-------- Provided records --------

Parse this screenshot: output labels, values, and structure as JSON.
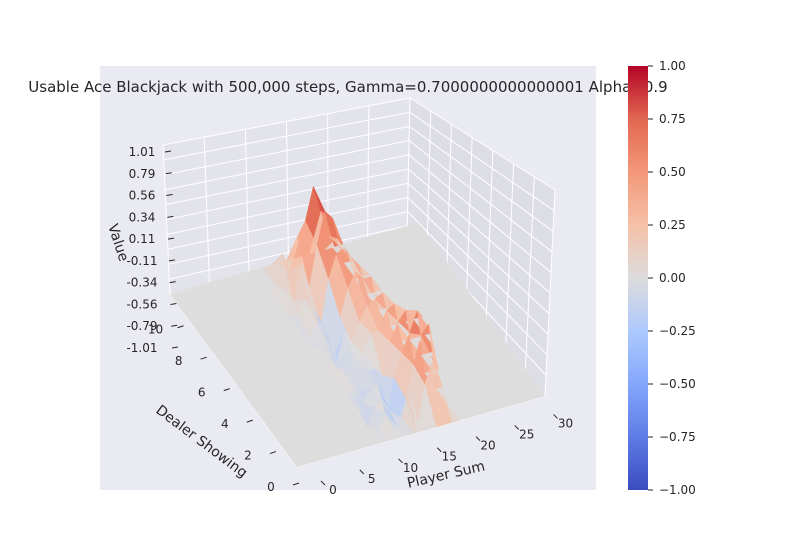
{
  "chart_data": {
    "type": "surface3d",
    "title": "Usable Ace Blackjack with 500,000 steps, Gamma=0.7000000000000001 Alpha=0.9",
    "xlabel": "Player Sum",
    "ylabel": "Dealer Showing",
    "zlabel": "Value",
    "x_ticks": [
      "0",
      "5",
      "10",
      "15",
      "20",
      "25",
      "30"
    ],
    "y_ticks": [
      "0",
      "2",
      "4",
      "6",
      "8",
      "10"
    ],
    "z_ticks": [
      "-1.01",
      "-0.79",
      "-0.56",
      "-0.34",
      "-0.11",
      "0.11",
      "0.34",
      "0.56",
      "0.79",
      "1.01"
    ],
    "zlim": [
      -1.01,
      1.01
    ],
    "colorbar": {
      "colormap": "coolwarm",
      "ticks": [
        "1.00",
        "0.75",
        "0.50",
        "0.25",
        "0.00",
        "−0.25",
        "−0.50",
        "−0.75",
        "−1.00"
      ],
      "range": [
        -1.0,
        1.0
      ]
    },
    "grid": true,
    "surface": {
      "player_sum": [
        12,
        13,
        14,
        15,
        16,
        17,
        18,
        19,
        20,
        21
      ],
      "dealer_showing": [
        1,
        2,
        3,
        4,
        5,
        6,
        7,
        8,
        9,
        10
      ],
      "values": [
        [
          -0.05,
          0.1,
          -0.1,
          0.0,
          0.25,
          -0.2,
          0.3,
          0.55,
          0.3,
          0.0
        ],
        [
          -0.2,
          0.0,
          0.05,
          -0.1,
          -0.3,
          0.0,
          0.35,
          0.65,
          0.75,
          0.0
        ],
        [
          0.0,
          -0.15,
          0.0,
          0.0,
          -0.35,
          0.05,
          0.3,
          0.5,
          0.72,
          0.0
        ],
        [
          0.05,
          0.0,
          -0.2,
          0.0,
          0.0,
          -0.1,
          0.25,
          0.45,
          0.55,
          0.0
        ],
        [
          0.0,
          -0.1,
          0.1,
          -0.05,
          0.0,
          0.2,
          0.2,
          0.4,
          0.45,
          0.0
        ],
        [
          0.0,
          0.0,
          -0.3,
          0.1,
          -0.05,
          0.15,
          0.3,
          0.35,
          0.4,
          0.0
        ],
        [
          -0.1,
          0.05,
          0.0,
          -0.4,
          0.05,
          0.35,
          0.5,
          0.4,
          0.4,
          0.0
        ],
        [
          0.0,
          0.15,
          0.0,
          -0.2,
          0.3,
          0.55,
          0.6,
          0.45,
          0.35,
          0.0
        ],
        [
          0.1,
          -0.05,
          0.35,
          0.05,
          0.5,
          0.85,
          0.75,
          0.4,
          0.3,
          0.0
        ],
        [
          0.0,
          0.3,
          0.1,
          0.45,
          0.6,
          0.95,
          0.65,
          0.35,
          0.3,
          0.0
        ]
      ]
    }
  }
}
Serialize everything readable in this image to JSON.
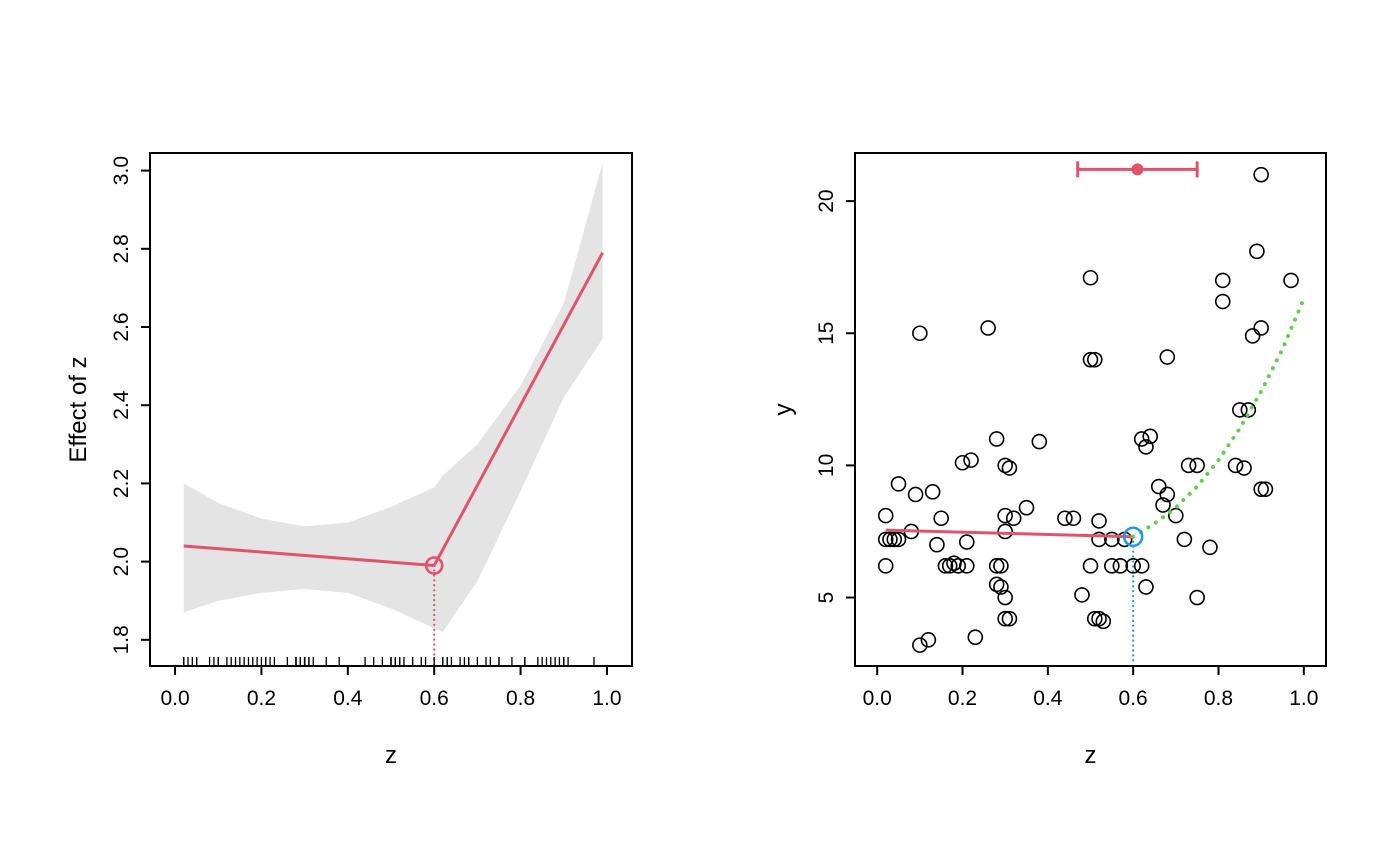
{
  "palette": {
    "red": "#DF536B",
    "green": "#61D04F",
    "blue": "#2297E6",
    "band_gray": "#E4E4E4",
    "black": "#000000",
    "background": "#FFFFFF"
  },
  "chart_data": [
    {
      "name": "effect-plot",
      "type": "line",
      "title": "",
      "xlabel": "z",
      "ylabel": "Effect of z",
      "xlim": [
        -0.058,
        1.058
      ],
      "ylim": [
        1.733,
        3.045
      ],
      "xticks": [
        0,
        0.2,
        0.4,
        0.6,
        0.8,
        1
      ],
      "xtick_labels": [
        "0.0",
        "0.2",
        "0.4",
        "0.6",
        "0.8",
        "1.0"
      ],
      "yticks": [
        1.8,
        2.0,
        2.2,
        2.4,
        2.6,
        2.8,
        3.0
      ],
      "ytick_labels": [
        "1.8",
        "2.0",
        "2.2",
        "2.4",
        "2.6",
        "2.8",
        "3.0"
      ],
      "grid": false,
      "band": {
        "name": "confidence-band",
        "color": "#E4E4E4",
        "x": [
          0.02,
          0.1,
          0.2,
          0.3,
          0.4,
          0.5,
          0.6,
          0.62,
          0.7,
          0.8,
          0.9,
          0.99
        ],
        "upper": [
          2.2,
          2.15,
          2.11,
          2.09,
          2.1,
          2.14,
          2.19,
          2.22,
          2.3,
          2.45,
          2.66,
          3.02
        ],
        "lower": [
          1.87,
          1.9,
          1.92,
          1.93,
          1.92,
          1.88,
          1.83,
          1.82,
          1.95,
          2.18,
          2.42,
          2.57
        ]
      },
      "lines": [
        {
          "name": "fitted-effect-line",
          "color": "#DF536B",
          "width": 3,
          "dash": "solid",
          "x": [
            0.02,
            0.6,
            0.99
          ],
          "y": [
            2.04,
            1.99,
            2.79
          ]
        }
      ],
      "threshold": {
        "name": "threshold-guide",
        "x": 0.6,
        "y_top": 1.99,
        "color": "#DF536B",
        "dash": "dotted",
        "width": 2.2
      },
      "breakpoint": {
        "name": "breakpoint-marker",
        "x": 0.6,
        "y": 1.99,
        "color": "#DF536B",
        "r": 8
      },
      "rug": {
        "name": "data-rug",
        "color": "#000000",
        "values": [
          0.02,
          0.02,
          0.02,
          0.03,
          0.04,
          0.05,
          0.05,
          0.08,
          0.09,
          0.1,
          0.1,
          0.12,
          0.13,
          0.14,
          0.15,
          0.16,
          0.17,
          0.18,
          0.19,
          0.2,
          0.21,
          0.21,
          0.22,
          0.23,
          0.26,
          0.28,
          0.28,
          0.28,
          0.29,
          0.29,
          0.3,
          0.3,
          0.3,
          0.3,
          0.3,
          0.31,
          0.31,
          0.32,
          0.35,
          0.38,
          0.44,
          0.46,
          0.48,
          0.5,
          0.5,
          0.5,
          0.51,
          0.51,
          0.52,
          0.52,
          0.52,
          0.53,
          0.55,
          0.55,
          0.57,
          0.58,
          0.6,
          0.62,
          0.62,
          0.63,
          0.63,
          0.64,
          0.66,
          0.67,
          0.68,
          0.68,
          0.7,
          0.72,
          0.73,
          0.75,
          0.75,
          0.78,
          0.81,
          0.81,
          0.84,
          0.85,
          0.86,
          0.87,
          0.88,
          0.89,
          0.9,
          0.9,
          0.9,
          0.91,
          0.97
        ]
      }
    },
    {
      "name": "scatter-plot",
      "type": "scatter",
      "title": "",
      "xlabel": "z",
      "ylabel": "y",
      "xlim": [
        -0.052,
        1.052
      ],
      "ylim": [
        2.41,
        21.82
      ],
      "xticks": [
        0,
        0.2,
        0.4,
        0.6,
        0.8,
        1
      ],
      "xtick_labels": [
        "0.0",
        "0.2",
        "0.4",
        "0.6",
        "0.8",
        "1.0"
      ],
      "yticks": [
        5,
        10,
        15,
        20
      ],
      "ytick_labels": [
        "5",
        "10",
        "15",
        "20"
      ],
      "grid": false,
      "points": [
        [
          0.02,
          8.1
        ],
        [
          0.02,
          7.2
        ],
        [
          0.03,
          7.2
        ],
        [
          0.04,
          7.2
        ],
        [
          0.05,
          7.2
        ],
        [
          0.02,
          6.2
        ],
        [
          0.05,
          9.3
        ],
        [
          0.08,
          7.5
        ],
        [
          0.09,
          8.9
        ],
        [
          0.1,
          15.0
        ],
        [
          0.1,
          3.2
        ],
        [
          0.12,
          3.4
        ],
        [
          0.13,
          9.0
        ],
        [
          0.14,
          7.0
        ],
        [
          0.15,
          8.0
        ],
        [
          0.16,
          6.2
        ],
        [
          0.17,
          6.2
        ],
        [
          0.18,
          6.3
        ],
        [
          0.19,
          6.2
        ],
        [
          0.21,
          6.2
        ],
        [
          0.2,
          10.1
        ],
        [
          0.22,
          10.2
        ],
        [
          0.21,
          7.1
        ],
        [
          0.23,
          3.5
        ],
        [
          0.26,
          15.2
        ],
        [
          0.28,
          11.0
        ],
        [
          0.28,
          6.2
        ],
        [
          0.29,
          6.2
        ],
        [
          0.28,
          5.5
        ],
        [
          0.29,
          5.4
        ],
        [
          0.3,
          10.0
        ],
        [
          0.31,
          9.9
        ],
        [
          0.3,
          8.1
        ],
        [
          0.32,
          8.0
        ],
        [
          0.3,
          7.5
        ],
        [
          0.3,
          5.0
        ],
        [
          0.3,
          4.2
        ],
        [
          0.31,
          4.2
        ],
        [
          0.35,
          8.4
        ],
        [
          0.38,
          10.9
        ],
        [
          0.44,
          8.0
        ],
        [
          0.46,
          8.0
        ],
        [
          0.48,
          5.1
        ],
        [
          0.5,
          17.1
        ],
        [
          0.5,
          14.0
        ],
        [
          0.51,
          14.0
        ],
        [
          0.5,
          6.2
        ],
        [
          0.51,
          4.2
        ],
        [
          0.52,
          4.2
        ],
        [
          0.53,
          4.1
        ],
        [
          0.52,
          7.9
        ],
        [
          0.52,
          7.2
        ],
        [
          0.55,
          7.2
        ],
        [
          0.55,
          6.2
        ],
        [
          0.57,
          6.2
        ],
        [
          0.58,
          7.2
        ],
        [
          0.6,
          6.2
        ],
        [
          0.62,
          11.0
        ],
        [
          0.63,
          10.7
        ],
        [
          0.64,
          11.1
        ],
        [
          0.62,
          6.2
        ],
        [
          0.63,
          5.4
        ],
        [
          0.66,
          9.2
        ],
        [
          0.67,
          8.5
        ],
        [
          0.68,
          14.1
        ],
        [
          0.68,
          8.9
        ],
        [
          0.7,
          8.1
        ],
        [
          0.73,
          10.0
        ],
        [
          0.75,
          10.0
        ],
        [
          0.72,
          7.2
        ],
        [
          0.75,
          5.0
        ],
        [
          0.78,
          6.9
        ],
        [
          0.81,
          17.0
        ],
        [
          0.81,
          16.2
        ],
        [
          0.84,
          10.0
        ],
        [
          0.85,
          12.1
        ],
        [
          0.87,
          12.1
        ],
        [
          0.86,
          9.9
        ],
        [
          0.89,
          18.1
        ],
        [
          0.9,
          21.0
        ],
        [
          0.9,
          15.2
        ],
        [
          0.88,
          14.9
        ],
        [
          0.9,
          9.1
        ],
        [
          0.91,
          9.1
        ],
        [
          0.97,
          17.0
        ]
      ],
      "lines": [
        {
          "name": "fit-below-threshold",
          "color": "#DF536B",
          "width": 3,
          "dash": "solid",
          "x": [
            0.02,
            0.6
          ],
          "y": [
            7.55,
            7.3
          ]
        },
        {
          "name": "fit-above-threshold",
          "color": "#61D04F",
          "width": 4,
          "dash": "dotted",
          "x": [
            0.6,
            0.65,
            0.7,
            0.75,
            0.8,
            0.85,
            0.9,
            0.95,
            1.0
          ],
          "y": [
            7.3,
            7.8,
            8.4,
            9.2,
            10.2,
            11.4,
            12.8,
            14.4,
            16.3
          ]
        }
      ],
      "threshold": {
        "name": "threshold-guide",
        "x": 0.6,
        "y_top": 7.3,
        "color": "#2297E6",
        "dash": "dotted",
        "width": 2.2
      },
      "breakpoint": {
        "name": "breakpoint-marker",
        "x": 0.6,
        "y": 7.3,
        "color": "#2297E6",
        "r": 9
      },
      "errorbar": {
        "name": "threshold-ci-errorbar",
        "x": 0.61,
        "xmin": 0.47,
        "xmax": 0.75,
        "y": 21.2,
        "color": "#DF536B",
        "cap": 8,
        "width": 3
      }
    }
  ]
}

--------

Locate the word "values" in the records and collect each line it appears in.

Parse this screenshot: output labels, values, and structure as JSON.
      "values": [
        "values": [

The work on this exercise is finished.